-- Recorded information --
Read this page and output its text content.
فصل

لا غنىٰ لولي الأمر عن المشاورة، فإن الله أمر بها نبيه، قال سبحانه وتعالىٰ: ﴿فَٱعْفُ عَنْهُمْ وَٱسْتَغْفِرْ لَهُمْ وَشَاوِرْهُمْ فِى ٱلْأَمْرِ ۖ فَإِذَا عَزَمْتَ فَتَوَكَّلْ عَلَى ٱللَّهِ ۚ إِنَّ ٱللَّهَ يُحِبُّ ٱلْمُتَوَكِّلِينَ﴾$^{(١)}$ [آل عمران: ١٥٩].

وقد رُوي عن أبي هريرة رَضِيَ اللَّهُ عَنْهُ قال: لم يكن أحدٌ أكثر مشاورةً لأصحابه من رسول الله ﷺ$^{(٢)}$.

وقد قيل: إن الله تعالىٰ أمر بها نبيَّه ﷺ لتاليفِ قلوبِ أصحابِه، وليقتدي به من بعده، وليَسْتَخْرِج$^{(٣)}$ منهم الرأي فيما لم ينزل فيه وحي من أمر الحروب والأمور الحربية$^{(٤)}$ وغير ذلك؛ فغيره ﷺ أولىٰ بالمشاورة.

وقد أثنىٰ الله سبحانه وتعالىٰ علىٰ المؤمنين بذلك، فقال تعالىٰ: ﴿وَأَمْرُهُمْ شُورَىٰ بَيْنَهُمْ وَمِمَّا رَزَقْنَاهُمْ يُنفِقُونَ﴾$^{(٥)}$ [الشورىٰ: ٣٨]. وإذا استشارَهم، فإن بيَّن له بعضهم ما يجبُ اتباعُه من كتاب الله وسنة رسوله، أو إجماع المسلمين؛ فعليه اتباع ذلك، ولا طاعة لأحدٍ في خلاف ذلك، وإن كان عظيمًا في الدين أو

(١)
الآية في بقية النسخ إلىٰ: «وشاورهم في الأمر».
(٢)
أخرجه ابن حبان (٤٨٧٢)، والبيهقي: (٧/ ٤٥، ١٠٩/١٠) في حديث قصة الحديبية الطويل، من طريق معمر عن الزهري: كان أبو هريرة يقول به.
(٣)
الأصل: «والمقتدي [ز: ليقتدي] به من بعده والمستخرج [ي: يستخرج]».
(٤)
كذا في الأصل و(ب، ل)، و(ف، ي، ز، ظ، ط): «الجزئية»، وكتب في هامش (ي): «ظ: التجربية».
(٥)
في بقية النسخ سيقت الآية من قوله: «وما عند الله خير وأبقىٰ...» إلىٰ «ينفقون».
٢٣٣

-- Set problem --
Copy every line that includes the string "سبحانه" from the material above.

-- Correct answer --
لا غنىٰ لولي الأمر عن المشاورة، فإن الله أمر بها نبيه، قال سبحانه وتعالىٰ: ﴿فَٱعْفُ عَنْهُمْ وَٱسْتَغْفِرْ لَهُمْ وَشَاوِرْهُمْ فِى ٱلْأَمْرِ ۖ فَإِذَا عَزَمْتَ فَتَوَكَّلْ عَلَى ٱللَّهِ ۚ إِنَّ ٱللَّهَ يُحِبُّ ٱلْمُتَوَكِّلِينَ﴾$^{(١)}$ [آل عمران: ١٥٩].
وقد أثنىٰ الله سبحانه وتعالىٰ علىٰ المؤمنين بذلك، فقال تعالىٰ: ﴿وَأَمْرُهُمْ شُورَىٰ بَيْنَهُمْ وَمِمَّا رَزَقْنَاهُمْ يُنفِقُونَ﴾$^{(٥)}$ [الشورىٰ: ٣٨]. وإذا استشارَهم، فإن بيَّن له بعضهم ما يجبُ اتباعُه من كتاب الله وسنة رسوله، أو إجماع المسلمين؛ فعليه اتباع ذلك، ولا طاعة لأحدٍ في خلاف ذلك، وإن كان عظيمًا في الدين أو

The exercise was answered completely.